Document extract:
++++++

Why WordPress Is Still the Best Platform for Making Money Online Today
For me, it’s all about having the freedom to control my website settings and create my own way to monetize and make money online.
I wasn’t crystal clear about what I wanted at the start, but over time, I figured out that if I want to sell a product or service, it has to be as seamless as possible, and I never want to be the bottleneck.
Unlike other apps and platforms, there are enough WordPress themes and plugins out there for you to put together to make money using display ads, sponsored posts, and affiliate programs to earn a commission.
With WordPress, I can decide with a lot of flexibility where I want to place my content, what I want my blog to include, and the payment process I want.
You are only limited by your motivation to learn how to build your blog into a 6-figure and beyond. The sky’s the limit!
How I Built a 6-Figure Income with My WordPress Blog: My Top 5 Monetization Methods
From a high-level, you can use your blog in the following ways:
- Start a blog and make money from it
- Create services and products, then use your blog to drive sales
- Do both
I’m now doing both. Of all related WordPress blog income, my major ones come from selling my services through membership or subscription, display ads and digital products. Here are the top 5 methods you can leverage:
Method 1: Affiliate Marketing
Affiliate marketing is such that you promote something and if someone buys from you, you can earn a commission on sales.
The best thing about doing this online is that you don’t have to physically do the sales activity. Just write about something related to the product you are promoting that’s helpful and hyperlink it to your affiliate link.
Anyone who clicks on that link and eventually buys through that link leads to you making money.
The amount of money you can make depends on the individual brand of product you are promoting.
For example, I’ve been talking a lot about Envato’s fonts and templates because they are created with deeper design thinking than others. I receive 30% of every sale from purchases that come from my link shares.
Don’t think of this as being fake or cheating. I’m doing this to help a creator get unstuck with the products I’m selling. Those who buy from me don’t have to pay extra for my commissions. That comes from the product’s owner.
What makes affiliate marketing especially powerful on WordPress is that your content works for you long after you’ve published it.
A blog post you wrote six months ago can still be sending clicks and generating commissions today. A post from two years ago can suddenly take off because it ranks on Google or gets picked up on Pinterest.
You don’t need to hunt people down or follow up with them to sell them anything. What you have to do is build the affiliate system, and the system does the work for you.

++++++

Available data:
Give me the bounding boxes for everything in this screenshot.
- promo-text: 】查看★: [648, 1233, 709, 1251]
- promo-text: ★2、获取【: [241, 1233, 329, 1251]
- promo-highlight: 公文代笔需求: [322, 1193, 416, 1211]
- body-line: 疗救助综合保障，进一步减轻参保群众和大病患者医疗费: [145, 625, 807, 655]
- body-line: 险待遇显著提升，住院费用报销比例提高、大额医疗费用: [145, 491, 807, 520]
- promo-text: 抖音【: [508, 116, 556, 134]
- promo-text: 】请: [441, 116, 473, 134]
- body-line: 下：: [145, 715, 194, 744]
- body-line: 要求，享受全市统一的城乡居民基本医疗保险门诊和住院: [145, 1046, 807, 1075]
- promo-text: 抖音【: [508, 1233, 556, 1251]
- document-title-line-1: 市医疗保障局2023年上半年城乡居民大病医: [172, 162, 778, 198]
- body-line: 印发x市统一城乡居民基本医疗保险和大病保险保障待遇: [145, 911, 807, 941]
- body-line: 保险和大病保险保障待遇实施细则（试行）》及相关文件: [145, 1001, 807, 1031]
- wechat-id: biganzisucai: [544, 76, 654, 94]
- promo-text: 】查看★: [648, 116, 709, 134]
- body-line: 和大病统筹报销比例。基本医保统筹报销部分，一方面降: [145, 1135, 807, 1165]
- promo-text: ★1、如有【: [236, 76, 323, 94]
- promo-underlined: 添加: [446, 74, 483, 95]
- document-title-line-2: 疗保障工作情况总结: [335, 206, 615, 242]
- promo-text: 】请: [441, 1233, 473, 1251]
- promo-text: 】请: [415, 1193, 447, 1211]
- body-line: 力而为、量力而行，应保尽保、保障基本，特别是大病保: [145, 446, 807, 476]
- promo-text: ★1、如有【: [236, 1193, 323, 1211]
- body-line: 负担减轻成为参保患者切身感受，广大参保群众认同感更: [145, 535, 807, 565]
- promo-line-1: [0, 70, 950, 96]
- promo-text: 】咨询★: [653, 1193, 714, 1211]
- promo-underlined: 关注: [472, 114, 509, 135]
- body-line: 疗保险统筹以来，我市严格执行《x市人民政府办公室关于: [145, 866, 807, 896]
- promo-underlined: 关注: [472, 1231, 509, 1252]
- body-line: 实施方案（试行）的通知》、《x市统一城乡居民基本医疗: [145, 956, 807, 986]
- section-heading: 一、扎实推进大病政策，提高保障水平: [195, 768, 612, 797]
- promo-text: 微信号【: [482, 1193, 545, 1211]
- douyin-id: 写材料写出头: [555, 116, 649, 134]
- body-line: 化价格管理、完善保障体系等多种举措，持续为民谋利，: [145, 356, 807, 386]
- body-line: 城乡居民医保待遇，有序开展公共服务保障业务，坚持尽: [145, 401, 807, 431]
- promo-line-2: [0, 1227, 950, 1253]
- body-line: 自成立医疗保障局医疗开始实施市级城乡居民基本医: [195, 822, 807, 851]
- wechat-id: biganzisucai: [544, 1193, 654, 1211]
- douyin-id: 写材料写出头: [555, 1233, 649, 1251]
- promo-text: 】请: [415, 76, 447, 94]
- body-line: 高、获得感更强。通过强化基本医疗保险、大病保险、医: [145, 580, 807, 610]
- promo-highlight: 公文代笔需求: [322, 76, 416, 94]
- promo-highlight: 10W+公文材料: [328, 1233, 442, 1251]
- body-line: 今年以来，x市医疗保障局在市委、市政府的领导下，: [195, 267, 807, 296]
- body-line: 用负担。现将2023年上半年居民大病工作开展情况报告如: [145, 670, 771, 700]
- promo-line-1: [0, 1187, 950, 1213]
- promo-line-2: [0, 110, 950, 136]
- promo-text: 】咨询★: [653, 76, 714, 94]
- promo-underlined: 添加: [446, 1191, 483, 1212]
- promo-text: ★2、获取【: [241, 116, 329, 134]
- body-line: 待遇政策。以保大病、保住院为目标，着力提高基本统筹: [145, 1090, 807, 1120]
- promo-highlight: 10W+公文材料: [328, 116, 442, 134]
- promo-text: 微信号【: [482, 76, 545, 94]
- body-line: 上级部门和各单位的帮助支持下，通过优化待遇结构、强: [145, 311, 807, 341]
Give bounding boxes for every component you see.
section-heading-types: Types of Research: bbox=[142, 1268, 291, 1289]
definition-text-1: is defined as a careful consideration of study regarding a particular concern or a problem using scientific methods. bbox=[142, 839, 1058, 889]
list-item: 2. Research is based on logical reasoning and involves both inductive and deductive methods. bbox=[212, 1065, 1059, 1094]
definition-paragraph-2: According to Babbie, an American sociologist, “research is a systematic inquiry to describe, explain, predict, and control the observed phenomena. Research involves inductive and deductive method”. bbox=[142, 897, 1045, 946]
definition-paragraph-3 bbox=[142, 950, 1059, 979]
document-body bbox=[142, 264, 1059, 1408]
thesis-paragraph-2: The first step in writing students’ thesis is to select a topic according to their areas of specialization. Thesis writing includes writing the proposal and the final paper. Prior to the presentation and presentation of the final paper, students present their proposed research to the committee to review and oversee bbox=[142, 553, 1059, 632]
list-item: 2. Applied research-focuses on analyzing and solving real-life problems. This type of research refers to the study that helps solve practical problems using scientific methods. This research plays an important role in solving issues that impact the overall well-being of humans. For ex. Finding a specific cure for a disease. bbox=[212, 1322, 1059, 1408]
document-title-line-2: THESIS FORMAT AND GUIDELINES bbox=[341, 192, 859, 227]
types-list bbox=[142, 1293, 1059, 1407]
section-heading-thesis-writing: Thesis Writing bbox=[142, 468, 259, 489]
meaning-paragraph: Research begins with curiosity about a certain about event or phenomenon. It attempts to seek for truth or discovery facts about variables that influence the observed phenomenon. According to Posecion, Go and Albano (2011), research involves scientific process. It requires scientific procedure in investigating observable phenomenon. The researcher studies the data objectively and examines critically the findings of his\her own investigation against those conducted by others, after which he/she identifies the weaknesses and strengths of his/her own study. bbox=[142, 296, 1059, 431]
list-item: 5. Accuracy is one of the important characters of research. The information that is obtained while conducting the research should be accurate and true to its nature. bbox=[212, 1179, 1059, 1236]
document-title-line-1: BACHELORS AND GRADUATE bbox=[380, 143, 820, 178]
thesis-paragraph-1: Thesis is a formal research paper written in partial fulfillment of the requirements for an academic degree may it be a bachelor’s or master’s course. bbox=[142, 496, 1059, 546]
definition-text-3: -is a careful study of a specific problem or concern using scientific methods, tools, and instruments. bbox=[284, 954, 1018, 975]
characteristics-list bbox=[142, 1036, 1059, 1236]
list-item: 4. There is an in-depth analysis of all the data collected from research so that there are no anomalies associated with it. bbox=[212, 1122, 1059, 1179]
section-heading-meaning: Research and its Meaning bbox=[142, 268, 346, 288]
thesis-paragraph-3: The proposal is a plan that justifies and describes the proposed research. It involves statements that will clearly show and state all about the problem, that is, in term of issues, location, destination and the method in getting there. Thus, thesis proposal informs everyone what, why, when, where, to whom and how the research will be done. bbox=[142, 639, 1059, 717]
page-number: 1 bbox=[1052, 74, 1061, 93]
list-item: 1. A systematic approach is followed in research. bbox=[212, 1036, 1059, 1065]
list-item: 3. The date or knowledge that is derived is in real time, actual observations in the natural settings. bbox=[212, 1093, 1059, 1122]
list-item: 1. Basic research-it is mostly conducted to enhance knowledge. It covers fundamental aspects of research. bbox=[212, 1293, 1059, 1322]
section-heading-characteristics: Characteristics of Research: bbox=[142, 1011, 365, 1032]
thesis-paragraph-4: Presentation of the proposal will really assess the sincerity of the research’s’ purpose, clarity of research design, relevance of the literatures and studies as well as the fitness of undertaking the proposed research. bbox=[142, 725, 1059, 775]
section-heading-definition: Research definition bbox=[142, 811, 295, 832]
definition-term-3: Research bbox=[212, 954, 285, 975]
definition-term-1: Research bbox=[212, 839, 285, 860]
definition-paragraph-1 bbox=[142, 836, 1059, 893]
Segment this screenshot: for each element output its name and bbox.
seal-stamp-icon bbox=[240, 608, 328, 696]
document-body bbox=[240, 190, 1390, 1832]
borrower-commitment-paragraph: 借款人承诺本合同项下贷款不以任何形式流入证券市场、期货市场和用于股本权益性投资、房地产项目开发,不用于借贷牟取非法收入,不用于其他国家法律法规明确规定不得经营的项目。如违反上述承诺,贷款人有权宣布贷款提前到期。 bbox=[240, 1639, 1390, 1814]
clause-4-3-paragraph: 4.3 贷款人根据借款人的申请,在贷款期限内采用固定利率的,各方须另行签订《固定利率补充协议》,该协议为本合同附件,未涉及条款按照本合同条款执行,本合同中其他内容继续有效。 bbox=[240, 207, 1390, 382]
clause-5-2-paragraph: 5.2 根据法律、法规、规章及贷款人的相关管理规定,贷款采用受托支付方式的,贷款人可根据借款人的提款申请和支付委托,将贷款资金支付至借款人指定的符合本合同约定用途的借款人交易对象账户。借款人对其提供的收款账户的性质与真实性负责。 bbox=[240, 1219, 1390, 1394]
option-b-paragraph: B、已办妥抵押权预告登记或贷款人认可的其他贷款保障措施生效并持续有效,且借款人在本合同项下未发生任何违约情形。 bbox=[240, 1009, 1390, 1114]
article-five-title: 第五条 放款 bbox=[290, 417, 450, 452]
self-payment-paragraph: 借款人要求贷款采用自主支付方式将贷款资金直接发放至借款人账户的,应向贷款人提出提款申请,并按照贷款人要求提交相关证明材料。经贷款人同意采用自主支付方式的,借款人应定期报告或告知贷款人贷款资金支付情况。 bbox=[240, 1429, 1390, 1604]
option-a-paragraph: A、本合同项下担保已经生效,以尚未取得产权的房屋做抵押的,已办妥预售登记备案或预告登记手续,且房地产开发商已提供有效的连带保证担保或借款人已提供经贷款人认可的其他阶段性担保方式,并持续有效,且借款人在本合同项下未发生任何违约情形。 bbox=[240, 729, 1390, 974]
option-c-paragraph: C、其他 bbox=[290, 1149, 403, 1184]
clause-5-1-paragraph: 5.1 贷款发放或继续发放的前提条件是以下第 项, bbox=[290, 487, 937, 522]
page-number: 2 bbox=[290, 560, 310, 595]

++++++

Problems to work on:
1. Shorten the paragraph of the WordPress article that begins "Don’t think of this as being fake or cheating," and keep its main facts.
2. Reproduce the passage of the WordPress article between "A blog post" and "work for you.", inclusive, swapping "Google" for "Bing".
3. Name every way of making money that, according to the WordPress article, WordPress themes and plugins can be put together to support.
The entries have nothing to do with the WordPress article.

Task-by-task solutions:
1. This isn't fake or cheating. I do it to help creators get unstuck with the products I sell, and buyers pay nothing extra because the product's owner pays my commission.

2.
A blog post you wrote six months ago can still be sending clicks and generating commissions today. A post from two years ago can suddenly take off because it ranks on Bing or gets picked up on Pinterest.
You don’t need to hunt people down or follow up with them to sell them anything. What you have to do is build the affiliate system, and the system does the work for you.

3.
- Display ads
- Sponsored posts
- Affiliate programs